Problem statement »
Search the listing below for "name". Copy each matching line.

Provided entries »
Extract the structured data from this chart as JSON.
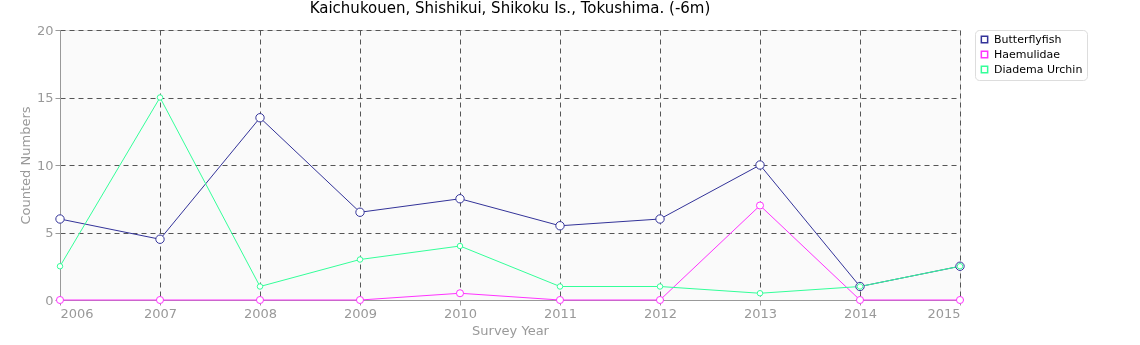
{
  "chart_data": {
    "type": "line",
    "title": "Kaichukouen, Shishikui, Shikoku Is., Tokushima. (-6m)",
    "xlabel": "Survey Year",
    "ylabel": "Counted Numbers",
    "x": [
      2006,
      2007,
      2008,
      2009,
      2010,
      2011,
      2012,
      2013,
      2014,
      2015
    ],
    "series": [
      {
        "name": "Butterflyfish",
        "color": "#333399",
        "values": [
          6,
          4.5,
          13.5,
          6.5,
          7.5,
          5.5,
          6,
          10,
          1,
          2.5
        ]
      },
      {
        "name": "Haemulidae",
        "color": "#ff33ff",
        "values": [
          0,
          0,
          0,
          0,
          0.5,
          0,
          0,
          7,
          0,
          0
        ]
      },
      {
        "name": "Diadema Urchin",
        "color": "#33ff99",
        "values": [
          2.5,
          15,
          1,
          3,
          4,
          1,
          1,
          0.5,
          1,
          2.5
        ]
      }
    ],
    "xlim": [
      2006,
      2015
    ],
    "xticks": [
      2006,
      2007,
      2008,
      2009,
      2010,
      2011,
      2012,
      2013,
      2014,
      2015
    ],
    "ylim": [
      0,
      20
    ],
    "yticks": [
      0,
      5,
      10,
      15,
      20
    ],
    "grid": true,
    "legend": "top right",
    "marker": "circle"
  }
}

Completed exercise »
        "name": "Butterflyfish",
        "name": "Haemulidae",
        "name": "Diadema Urchin",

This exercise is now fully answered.